**Task:** Look through the material below for "Input". Copy every line that contains it.
* Begin Listed records *
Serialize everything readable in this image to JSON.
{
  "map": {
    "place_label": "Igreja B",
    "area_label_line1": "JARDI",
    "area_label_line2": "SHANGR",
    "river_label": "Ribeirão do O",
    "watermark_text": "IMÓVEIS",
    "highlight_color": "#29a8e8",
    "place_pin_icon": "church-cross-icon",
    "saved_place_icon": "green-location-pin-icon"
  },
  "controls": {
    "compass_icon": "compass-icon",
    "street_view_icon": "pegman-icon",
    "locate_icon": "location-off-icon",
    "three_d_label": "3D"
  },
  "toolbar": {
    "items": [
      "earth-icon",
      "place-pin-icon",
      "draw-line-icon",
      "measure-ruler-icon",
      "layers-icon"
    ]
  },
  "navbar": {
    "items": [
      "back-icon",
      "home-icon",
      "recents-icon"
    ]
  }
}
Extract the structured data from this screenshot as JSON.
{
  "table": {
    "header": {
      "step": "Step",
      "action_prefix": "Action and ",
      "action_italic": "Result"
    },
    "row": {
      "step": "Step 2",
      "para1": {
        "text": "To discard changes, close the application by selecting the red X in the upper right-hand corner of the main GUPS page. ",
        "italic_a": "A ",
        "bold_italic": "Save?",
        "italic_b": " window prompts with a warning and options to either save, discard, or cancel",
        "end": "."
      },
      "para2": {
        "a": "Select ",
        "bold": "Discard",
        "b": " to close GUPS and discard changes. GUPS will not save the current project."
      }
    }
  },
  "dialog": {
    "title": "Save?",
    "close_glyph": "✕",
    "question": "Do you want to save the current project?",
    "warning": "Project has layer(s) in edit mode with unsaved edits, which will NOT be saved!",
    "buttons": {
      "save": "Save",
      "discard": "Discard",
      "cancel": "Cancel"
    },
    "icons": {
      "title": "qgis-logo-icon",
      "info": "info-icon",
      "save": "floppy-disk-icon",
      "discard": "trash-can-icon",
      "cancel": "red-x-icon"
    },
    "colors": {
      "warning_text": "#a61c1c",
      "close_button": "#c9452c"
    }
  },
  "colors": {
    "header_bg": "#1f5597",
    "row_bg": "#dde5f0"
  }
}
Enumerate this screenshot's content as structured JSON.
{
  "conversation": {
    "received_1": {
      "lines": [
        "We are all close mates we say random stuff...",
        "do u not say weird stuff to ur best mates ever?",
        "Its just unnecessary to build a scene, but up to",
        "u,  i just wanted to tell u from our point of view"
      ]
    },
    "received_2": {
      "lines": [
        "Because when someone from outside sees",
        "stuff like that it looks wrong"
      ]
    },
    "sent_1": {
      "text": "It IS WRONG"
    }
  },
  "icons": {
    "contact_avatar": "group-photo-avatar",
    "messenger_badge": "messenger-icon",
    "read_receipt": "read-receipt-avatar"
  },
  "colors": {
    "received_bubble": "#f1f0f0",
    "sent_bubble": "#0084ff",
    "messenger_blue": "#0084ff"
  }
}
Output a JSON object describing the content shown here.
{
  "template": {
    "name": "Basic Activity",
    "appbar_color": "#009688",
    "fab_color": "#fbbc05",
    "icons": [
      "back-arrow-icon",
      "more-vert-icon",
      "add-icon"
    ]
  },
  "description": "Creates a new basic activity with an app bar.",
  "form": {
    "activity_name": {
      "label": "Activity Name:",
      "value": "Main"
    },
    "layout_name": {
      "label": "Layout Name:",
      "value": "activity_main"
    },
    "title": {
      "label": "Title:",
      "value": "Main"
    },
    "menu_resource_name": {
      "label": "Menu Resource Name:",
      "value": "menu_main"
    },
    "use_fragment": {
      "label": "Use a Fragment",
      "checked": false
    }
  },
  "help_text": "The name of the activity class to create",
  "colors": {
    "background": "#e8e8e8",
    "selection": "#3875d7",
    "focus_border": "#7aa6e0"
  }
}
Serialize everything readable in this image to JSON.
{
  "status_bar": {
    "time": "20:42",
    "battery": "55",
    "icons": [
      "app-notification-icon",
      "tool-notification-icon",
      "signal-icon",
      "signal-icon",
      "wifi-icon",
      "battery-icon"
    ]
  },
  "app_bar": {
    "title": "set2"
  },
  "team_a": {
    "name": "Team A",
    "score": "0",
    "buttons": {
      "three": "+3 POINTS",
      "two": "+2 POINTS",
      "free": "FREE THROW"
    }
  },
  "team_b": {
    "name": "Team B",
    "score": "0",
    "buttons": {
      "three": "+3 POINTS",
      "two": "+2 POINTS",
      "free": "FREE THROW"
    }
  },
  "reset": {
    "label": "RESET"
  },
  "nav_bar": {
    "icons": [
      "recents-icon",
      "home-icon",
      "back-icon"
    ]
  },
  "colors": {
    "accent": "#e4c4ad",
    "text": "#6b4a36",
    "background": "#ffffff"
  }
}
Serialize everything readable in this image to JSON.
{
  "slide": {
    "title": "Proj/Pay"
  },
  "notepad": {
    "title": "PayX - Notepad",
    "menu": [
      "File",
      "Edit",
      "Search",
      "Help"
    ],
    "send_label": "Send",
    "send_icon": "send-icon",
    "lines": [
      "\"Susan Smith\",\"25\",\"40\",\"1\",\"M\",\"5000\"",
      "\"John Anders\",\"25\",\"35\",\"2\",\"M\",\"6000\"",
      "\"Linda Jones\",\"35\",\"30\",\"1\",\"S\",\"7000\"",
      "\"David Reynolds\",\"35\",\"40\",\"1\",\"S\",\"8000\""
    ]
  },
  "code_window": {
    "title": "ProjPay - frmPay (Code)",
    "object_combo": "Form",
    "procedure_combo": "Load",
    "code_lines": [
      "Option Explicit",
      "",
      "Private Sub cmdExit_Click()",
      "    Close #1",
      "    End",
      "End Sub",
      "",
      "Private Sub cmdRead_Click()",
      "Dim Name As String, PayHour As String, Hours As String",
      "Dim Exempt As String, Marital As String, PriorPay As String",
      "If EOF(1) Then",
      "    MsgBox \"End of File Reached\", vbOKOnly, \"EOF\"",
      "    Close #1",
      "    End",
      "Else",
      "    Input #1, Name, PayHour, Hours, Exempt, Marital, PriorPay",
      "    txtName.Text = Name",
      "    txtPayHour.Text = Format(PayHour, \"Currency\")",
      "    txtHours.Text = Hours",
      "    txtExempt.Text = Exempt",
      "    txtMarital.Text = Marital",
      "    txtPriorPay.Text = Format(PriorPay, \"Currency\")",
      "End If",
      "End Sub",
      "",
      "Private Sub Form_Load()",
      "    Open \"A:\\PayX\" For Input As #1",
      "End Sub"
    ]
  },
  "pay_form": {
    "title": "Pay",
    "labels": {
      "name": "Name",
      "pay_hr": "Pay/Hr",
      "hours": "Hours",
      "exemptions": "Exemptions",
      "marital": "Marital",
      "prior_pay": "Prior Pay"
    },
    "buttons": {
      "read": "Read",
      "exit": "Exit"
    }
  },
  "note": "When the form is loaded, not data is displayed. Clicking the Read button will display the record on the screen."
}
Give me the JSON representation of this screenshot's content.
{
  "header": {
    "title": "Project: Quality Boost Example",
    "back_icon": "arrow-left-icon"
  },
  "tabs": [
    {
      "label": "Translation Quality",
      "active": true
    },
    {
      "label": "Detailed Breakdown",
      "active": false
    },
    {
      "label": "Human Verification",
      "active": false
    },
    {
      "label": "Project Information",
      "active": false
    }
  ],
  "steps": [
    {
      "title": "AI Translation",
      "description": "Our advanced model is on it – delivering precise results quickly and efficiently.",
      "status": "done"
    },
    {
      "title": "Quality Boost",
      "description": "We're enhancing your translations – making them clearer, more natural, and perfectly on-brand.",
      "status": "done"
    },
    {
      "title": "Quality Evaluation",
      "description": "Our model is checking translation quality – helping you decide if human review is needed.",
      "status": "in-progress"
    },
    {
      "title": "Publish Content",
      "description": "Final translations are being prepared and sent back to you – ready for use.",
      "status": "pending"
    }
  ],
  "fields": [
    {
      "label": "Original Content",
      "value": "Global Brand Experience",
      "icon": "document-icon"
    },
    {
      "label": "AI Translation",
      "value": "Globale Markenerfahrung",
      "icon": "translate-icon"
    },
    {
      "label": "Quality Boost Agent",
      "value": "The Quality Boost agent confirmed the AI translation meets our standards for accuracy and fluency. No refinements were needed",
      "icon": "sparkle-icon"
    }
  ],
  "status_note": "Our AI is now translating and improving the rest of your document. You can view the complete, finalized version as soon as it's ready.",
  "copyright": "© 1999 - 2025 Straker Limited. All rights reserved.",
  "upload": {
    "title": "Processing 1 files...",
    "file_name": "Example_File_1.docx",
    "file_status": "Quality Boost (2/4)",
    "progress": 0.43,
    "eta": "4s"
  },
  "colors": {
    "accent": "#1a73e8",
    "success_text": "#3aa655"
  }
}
* End Listed records *
**Worked answer:**
      "    Input #1, Name, PayHour, Hours, Exempt, Marital, PriorPay",
      "    Open \"A:\\PayX\" For Input As #1",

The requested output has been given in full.